→ SOURCE EXTRACT
++++

There is plenty of documentation available online, also Networkers presentations, discussing the interaction between the two. The basic conclusion appears to be that it can take about 2 seconds for a spare Supervisor to get out its first Hellos and start the Graceful Restart process, so you don’t want to set the dead-timer too low and defeat the whole process. To allow some safety margin, a dead time of at least 3 and preferably 4 seconds appears advisable, per the Cisco testing documentation.
In the context of dual-uplink wiring closets, my question is then: which is better, doing NSF to ride out a Supervisor failure smoothly, but possibly reacting slowly to link failure, or giving up on NSF and reacting quickly. None of the Cisco documents appeared to discuss this — or maybe they did and it just wasn’t emphasized enough to reach my brain.
I’m not going to get into BGP fast convergence here. Separate topic, last time I researched it the quick answer was “lots of cool features in the newer code”. Yet another related topic: IETF and Cisco work on Loop-Free Alternative routing (“feasible successor on steroids”) and Not-Via calculations. (Thanks to Russ White for putting me onto those — see the Fast Re-routing talk from 2009 Networkers for more.)
Which Wins, NSF or Link Failure?
Two highly relevant points have finally surfaced. I suspect the various Cisco authors just take them for granted, hence don’t emphasize them. I will, since not knowing them seems to have skewed my thinking about NSF.
The key points:
- On point-to-point Ethernet cabling, link failure detection is instant (with carrier delay set to 0), so fast Hello timers aren’t needed or all that useful in a L3 routed link setting.
- Link failure takes precedence over NSF.

++++

→ MATERIAL PROVIDED
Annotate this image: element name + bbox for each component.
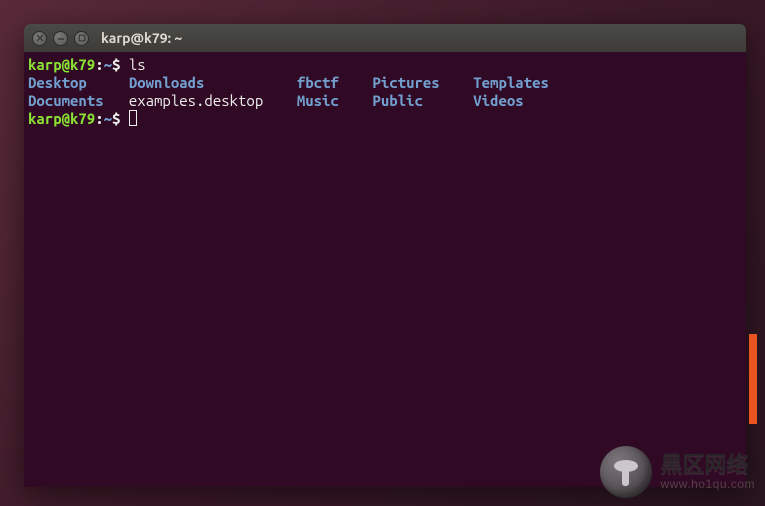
watermark: 黑区网络 www.ho1qu.com [600, 446, 755, 498]
cursor [129, 110, 137, 126]
prompt-sep1: : [95, 110, 103, 127]
window-title: karp@k79: ~ [101, 30, 182, 46]
prompt-path: ~ [104, 110, 112, 127]
ls-output: Desktop Downloads fbctf Pictures Templat… [28, 74, 549, 109]
maximize-button[interactable] [74, 31, 89, 46]
minimize-button[interactable] [53, 31, 68, 46]
close-button[interactable] [32, 31, 47, 46]
directory-entry: Desktop [28, 74, 87, 91]
prompt-path: ~ [104, 56, 112, 73]
terminal-body[interactable]: karp@k79:~$ ls Desktop Downloads fbctf P… [24, 52, 746, 487]
directory-entry: Pictures [372, 74, 439, 91]
directory-entry: Public [372, 92, 422, 109]
directory-entry: fbctf [297, 74, 339, 91]
prompt-line-1: karp@k79:~$ ls [28, 56, 146, 73]
terminal-window: karp@k79: ~ karp@k79:~$ ls Desktop Downl… [24, 24, 746, 487]
prompt-sep2: $ [112, 56, 120, 73]
watermark-sub: www.ho1qu.com [660, 478, 755, 491]
command-text: ls [129, 56, 146, 73]
directory-entry: Templates [473, 74, 549, 91]
file-entry: examples.desktop [129, 92, 263, 109]
directory-entry: Downloads [129, 74, 205, 91]
prompt-user-host: karp@k79 [28, 56, 95, 73]
prompt-user-host: karp@k79 [28, 110, 95, 127]
directory-entry: Music [297, 92, 339, 109]
watermark-main: 黑区网络 [660, 453, 755, 477]
close-icon [36, 34, 44, 42]
maximize-icon [78, 34, 86, 42]
directory-entry: Videos [473, 92, 523, 109]
watermark-text: 黑区网络 www.ho1qu.com [660, 453, 755, 490]
titlebar: karp@k79: ~ [24, 24, 746, 52]
accent-bar [749, 334, 757, 424]
prompt-sep2: $ [112, 110, 120, 127]
mushroom-icon [600, 446, 652, 498]
prompt-sep1: : [95, 56, 103, 73]
minimize-icon [57, 34, 65, 42]
prompt-line-2: karp@k79:~$ [28, 110, 137, 127]
directory-entry: Documents [28, 92, 104, 109]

++++

→ TASKS AND EXERCISES
1. Answer these questions from the text on NSF and link failure:
(a) How long can it take a spare Supervisor to send out its first Hellos?
(b) What dead time does the Cisco testing documentation make advisable?
(c) What takes precedence over NSF?
2. Extend the text on NSF and link failure beyond its final sentence.
The data has no connection to the text on NSF and link failure.

→ THE REPLIES
1.
(a) About 2 seconds.
(b) At least 3 seconds, and preferably 4 seconds.
(c) Link failure.

2.
The latter point is the one I really had a hard time finding in print. See the NSF Deployment Guide from 2006 (URL provided below). It says
Operationally, a major consequence and benefit of SSO is that adjacent devices do not see a link failure when the Route Processor switches from the primary to the hot standby Route Processor. This applies to Route Processor switchovers only. If the entire chassis lost power or failed, or a line card failure occurred, the link(s) would fail, and the peer would detect such an event. Of course, this assumes point-to-point Gigabit Ethernet interfaces, packet over SONET (POS) interfaces, etc. where link failure is detectable. Even with NSF enabled, physical link failures are still detectable by a peer and override NSF awareness.
Before I re-read the above document and registered the bold faced part above, I tried some testing. Unfortunately testing NSF and fast re-route is hard — everything happens rather quickly, and you can’t get debug out of the chassis when your console connection goes dead.
Other things to watch out for:
- You really need uplinks NOT on the Supervisor, or you’re mixing both link failure and Supervisor failover for sure (shared fate, design Best Practice for NSF).
- Popping out the Supervisor blade may not be a good idea: there’s some small chance of damage, and it probably causes a fabric stall (thanks to James Ventre for pointing this out)
- You need ping running from something (a PC) through the chassis, preferably to a loopback at the Distribution Layer.
By the way, if a remote link failure occurs during the fairly short NSF failover window, NSF will ignore LSA’s or routing advertisements until it completes. The documentation indicates this can cause a short-lived routing loop. What are the odds a Supervisor fails and within a few seconds a link somewhere else fails as well?
Mixing BFD and NSF
The other related topic here is mixing Bidirectional Forwarding Detection, or BFD (which detects neighbor loss quickly and more efficiently than routing protocol Hellos) with NSF. I’ll save that for another blog. For now, let me just state that it appears that BFD is in the process of becoming “NSF housebroken”, but that depending on your code version, the two may not play that well together. See also the link below.
Similarly, if you’re doing MPLS, you have to consider how all this works with MPLS Traffic Engineering Fast Re-route, also directed LDP between tunnel endpoints or for EoMPLS, etc.
Here are the best links I’ve found on the topics discussed above.
(Note 1) This document provides the crucial info that even with NSF enabled, physical link failures are still detectable by a peer and override NSF awareness.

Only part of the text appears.